▸ **EXERCISE**:
From the listing below, pick out each line with the word "this".

▸ **INPUT MATERIAL**:
>> START
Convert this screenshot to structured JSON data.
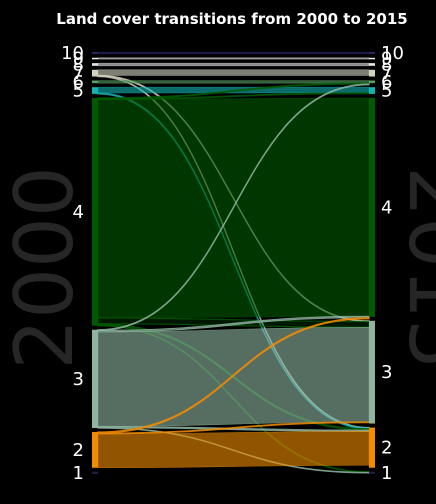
{
  "chart_data": {
    "type": "alluvial",
    "title": "Land cover transitions from 2000 to 2015",
    "left_label": "2000",
    "right_label": "2015",
    "classes": [
      {
        "id": "1",
        "color": "#1e1e46"
      },
      {
        "id": "2",
        "color": "#f28c00"
      },
      {
        "id": "3",
        "color": "#8fb5a1"
      },
      {
        "id": "4",
        "color": "#005a00"
      },
      {
        "id": "5",
        "color": "#14b4b4"
      },
      {
        "id": "6",
        "color": "#5aa064"
      },
      {
        "id": "7",
        "color": "#d2d2be"
      },
      {
        "id": "8",
        "color": "#e6e6e6"
      },
      {
        "id": "9",
        "color": "#eeeeee"
      },
      {
        "id": "10",
        "color": "#2a2a6a"
      }
    ],
    "totals_2000": [
      0.5,
      8.0,
      22.0,
      51.0,
      1.5,
      0.6,
      1.5,
      0.6,
      0.3,
      0.4
    ],
    "totals_2015": [
      0.5,
      9.0,
      23.0,
      49.0,
      1.5,
      0.6,
      1.5,
      0.6,
      0.3,
      0.4
    ],
    "flows": [
      {
        "from": "2",
        "to": "2",
        "value": 7.6
      },
      {
        "from": "2",
        "to": "3",
        "value": 0.15
      },
      {
        "from": "2",
        "to": "4",
        "value": 0.25
      },
      {
        "from": "3",
        "to": "1",
        "value": 0.1
      },
      {
        "from": "3",
        "to": "2",
        "value": 0.25
      },
      {
        "from": "3",
        "to": "3",
        "value": 21.2
      },
      {
        "from": "3",
        "to": "4",
        "value": 0.3
      },
      {
        "from": "3",
        "to": "6",
        "value": 0.15
      },
      {
        "from": "4",
        "to": "1",
        "value": 0.15
      },
      {
        "from": "4",
        "to": "2",
        "value": 0.3
      },
      {
        "from": "4",
        "to": "3",
        "value": 1.3
      },
      {
        "from": "4",
        "to": "4",
        "value": 48.9
      },
      {
        "from": "4",
        "to": "5",
        "value": 0.15
      },
      {
        "from": "4",
        "to": "6",
        "value": 0.2
      },
      {
        "from": "5",
        "to": "2",
        "value": 0.2
      },
      {
        "from": "5",
        "to": "5",
        "value": 1.3
      },
      {
        "from": "6",
        "to": "6",
        "value": 0.6
      },
      {
        "from": "7",
        "to": "2",
        "value": 0.1
      },
      {
        "from": "7",
        "to": "3",
        "value": 0.15
      },
      {
        "from": "7",
        "to": "7",
        "value": 1.25
      },
      {
        "from": "8",
        "to": "8",
        "value": 0.6
      },
      {
        "from": "9",
        "to": "9",
        "value": 0.3
      },
      {
        "from": "10",
        "to": "10",
        "value": 0.4
      }
    ],
    "grid": false,
    "legend": "none"
  }
}
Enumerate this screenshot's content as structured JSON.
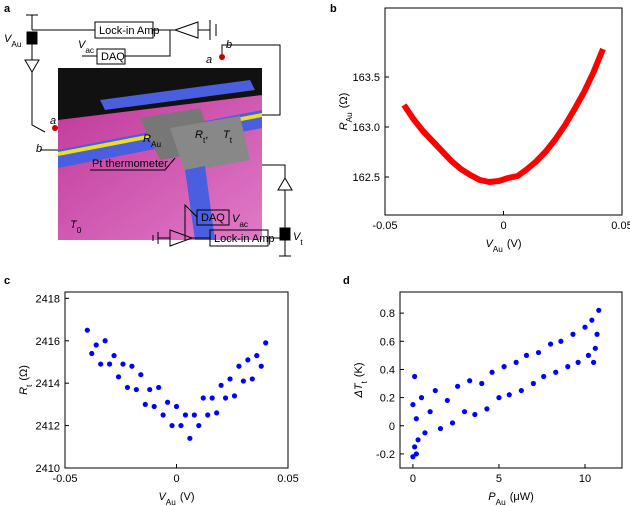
{
  "diagram": {
    "panel": "a",
    "labels": [
      {
        "main": "V",
        "sub": "Au"
      },
      {
        "main": "V",
        "sub": "ac"
      },
      {
        "main": "Lock-in Amp"
      },
      {
        "main": "DAQ"
      },
      {
        "main": "a"
      },
      {
        "main": "b"
      },
      {
        "main": "a"
      },
      {
        "main": "b"
      },
      {
        "main": "R",
        "sub": "Au"
      },
      {
        "main": "R",
        "sub": "t",
        "tail": ","
      },
      {
        "main": "T",
        "sub": "t"
      },
      {
        "main": "Pt thermometer"
      },
      {
        "main": "T",
        "sub": "0"
      },
      {
        "main": "DAQ"
      },
      {
        "main": "V",
        "sub": "ac"
      },
      {
        "main": "Lock-in Amp"
      },
      {
        "main": "V",
        "sub": "t"
      }
    ]
  },
  "chart_data": [
    {
      "panel": "b",
      "type": "line",
      "color": "#ff0000",
      "x": [
        -0.042,
        -0.038,
        -0.034,
        -0.03,
        -0.026,
        -0.022,
        -0.018,
        -0.014,
        -0.01,
        -0.006,
        -0.002,
        0.002,
        0.006,
        0.01,
        0.014,
        0.018,
        0.022,
        0.026,
        0.03,
        0.034,
        0.038,
        0.042
      ],
      "values": [
        163.22,
        163.08,
        162.96,
        162.86,
        162.76,
        162.66,
        162.58,
        162.52,
        162.47,
        162.45,
        162.46,
        162.49,
        162.51,
        162.58,
        162.66,
        162.76,
        162.88,
        163.02,
        163.18,
        163.35,
        163.55,
        163.78
      ],
      "xlim": [
        -0.05,
        0.05
      ],
      "ylim": [
        162.12,
        164.19
      ],
      "xticks": [
        -0.05,
        0,
        0.05
      ],
      "yticks": [
        {
          "value": 162.5,
          "label": "162.5"
        },
        {
          "value": 163,
          "label": "163.0"
        },
        {
          "value": 163.5,
          "label": "163.5"
        }
      ],
      "x_label": {
        "main": "V",
        "sub": "Au",
        "unit": "(V)"
      },
      "y_label": {
        "main": "R",
        "sub": "Au",
        "unit": "(Ω)"
      }
    },
    {
      "panel": "c",
      "type": "scatter",
      "color": "#0000ff",
      "x": [
        -0.04,
        -0.038,
        -0.036,
        -0.034,
        -0.032,
        -0.03,
        -0.028,
        -0.026,
        -0.024,
        -0.022,
        -0.02,
        -0.018,
        -0.016,
        -0.014,
        -0.012,
        -0.01,
        -0.008,
        -0.006,
        -0.004,
        -0.002,
        0,
        0.002,
        0.004,
        0.006,
        0.008,
        0.01,
        0.012,
        0.014,
        0.016,
        0.018,
        0.02,
        0.022,
        0.024,
        0.026,
        0.028,
        0.03,
        0.032,
        0.034,
        0.036,
        0.038,
        0.04
      ],
      "values": [
        2416.5,
        2415.4,
        2415.8,
        2414.9,
        2416.0,
        2414.9,
        2415.3,
        2414.3,
        2414.9,
        2413.8,
        2414.8,
        2413.7,
        2414.4,
        2413.0,
        2413.7,
        2412.9,
        2413.8,
        2412.5,
        2413.1,
        2412.0,
        2412.9,
        2412.0,
        2412.5,
        2411.4,
        2412.5,
        2412.0,
        2413.3,
        2412.5,
        2413.3,
        2412.6,
        2413.9,
        2413.3,
        2414.2,
        2413.4,
        2414.8,
        2414.1,
        2415.1,
        2414.2,
        2415.3,
        2414.8,
        2415.9
      ],
      "xlim": [
        -0.05,
        0.05
      ],
      "ylim": [
        2410,
        2418.3
      ],
      "xticks": [
        -0.05,
        0,
        0.05
      ],
      "yticks": [
        2410,
        2412,
        2414,
        2416,
        2418
      ],
      "x_label": {
        "main": "V",
        "sub": "Au",
        "unit": "(V)"
      },
      "y_label": {
        "main": "R",
        "sub": "t",
        "unit": "(Ω)"
      }
    },
    {
      "panel": "d",
      "type": "scatter",
      "color": "#0000ff",
      "x": [
        0,
        0.1,
        0.2,
        0.3,
        0.5,
        0.7,
        1,
        1.3,
        1.6,
        2,
        2.3,
        2.6,
        3,
        3.3,
        3.6,
        4,
        4.3,
        4.6,
        5,
        5.3,
        5.6,
        6,
        6.3,
        6.6,
        7,
        7.3,
        7.6,
        8,
        8.3,
        8.6,
        9,
        9.3,
        9.6,
        10,
        10.2,
        10.4,
        10.6,
        10.8,
        0,
        0.1,
        0.2,
        10.5,
        10.7
      ],
      "values": [
        0.15,
        -0.15,
        0.05,
        -0.1,
        0.2,
        -0.05,
        0.1,
        0.25,
        -0.02,
        0.18,
        0.02,
        0.28,
        0.1,
        0.32,
        0.08,
        0.3,
        0.12,
        0.38,
        0.2,
        0.42,
        0.22,
        0.45,
        0.25,
        0.5,
        0.3,
        0.52,
        0.35,
        0.58,
        0.38,
        0.6,
        0.42,
        0.65,
        0.45,
        0.7,
        0.5,
        0.75,
        0.55,
        0.82,
        -0.22,
        0.35,
        -0.2,
        0.45,
        0.65
      ],
      "xlim": [
        -0.75,
        12.15
      ],
      "ylim": [
        -0.3,
        0.95
      ],
      "xticks": [
        0,
        5,
        10
      ],
      "yticks": [
        -0.2,
        0,
        0.2,
        0.4,
        0.6,
        0.8
      ],
      "x_label": {
        "main": "P",
        "sub": "Au",
        "unit": "(μW)"
      },
      "y_label": {
        "main": "ΔT",
        "sub": "t",
        "unit": "(K)"
      }
    }
  ]
}
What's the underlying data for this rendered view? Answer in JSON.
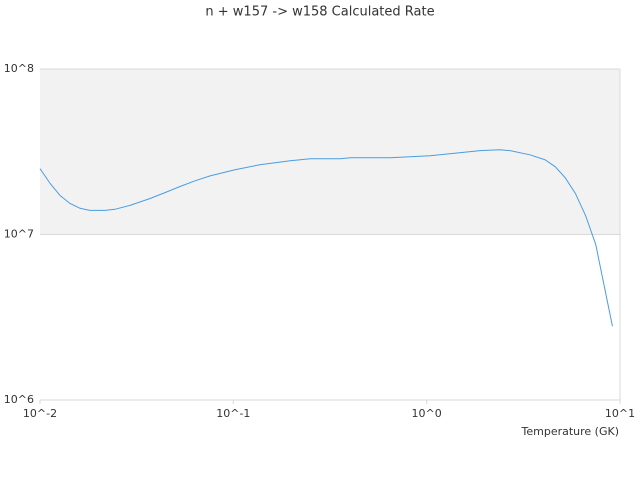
{
  "chart_data": {
    "type": "line",
    "title": "n + w157 -> w158 Calculated Rate",
    "x_label": "Temperature (GK)",
    "x": [
      0.01,
      0.0113,
      0.0127,
      0.0143,
      0.0161,
      0.0181,
      0.0217,
      0.0244,
      0.0292,
      0.0371,
      0.0443,
      0.053,
      0.0634,
      0.0758,
      0.102,
      0.137,
      0.197,
      0.25,
      0.357,
      0.402,
      0.645,
      0.82,
      1.04,
      1.48,
      1.89,
      2.4,
      2.7,
      3.42,
      4.09,
      4.62,
      5.21,
      5.88,
      6.64,
      7.49,
      9.14
    ],
    "values": [
      25000000,
      20300000,
      17200000,
      15400000,
      14400000,
      14000000,
      14000000,
      14200000,
      15000000,
      16500000,
      17900000,
      19500000,
      21100000,
      22600000,
      24600000,
      26400000,
      27900000,
      28700000,
      28700000,
      29100000,
      29100000,
      29500000,
      29900000,
      31200000,
      32100000,
      32500000,
      32100000,
      30300000,
      28300000,
      25700000,
      22000000,
      17700000,
      13000000,
      8710000,
      2790000
    ],
    "color": "#4a9de0",
    "x_log": true,
    "y_log": true,
    "xlim": [
      0.01,
      10
    ],
    "xticks": [
      {
        "value": 0.01,
        "label": "10^-2"
      },
      {
        "value": 0.1,
        "label": "10^-1"
      },
      {
        "value": 1,
        "label": "10^0"
      },
      {
        "value": 10,
        "label": "10^1"
      }
    ],
    "ylim": [
      1000000,
      100000000
    ],
    "yticks": [
      {
        "value": 1000000,
        "label": "10^6"
      },
      {
        "value": 10000000,
        "label": "10^7"
      },
      {
        "value": 100000000,
        "label": "10^8"
      }
    ],
    "bands": true
  }
}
>> END
▸ **CORRECT ANSWER**:
Convert this screenshot to structured JSON data.
Enumerate this screenshot's content as structured JSON.
What's the underlying data for this rendered view? Answer in JSON.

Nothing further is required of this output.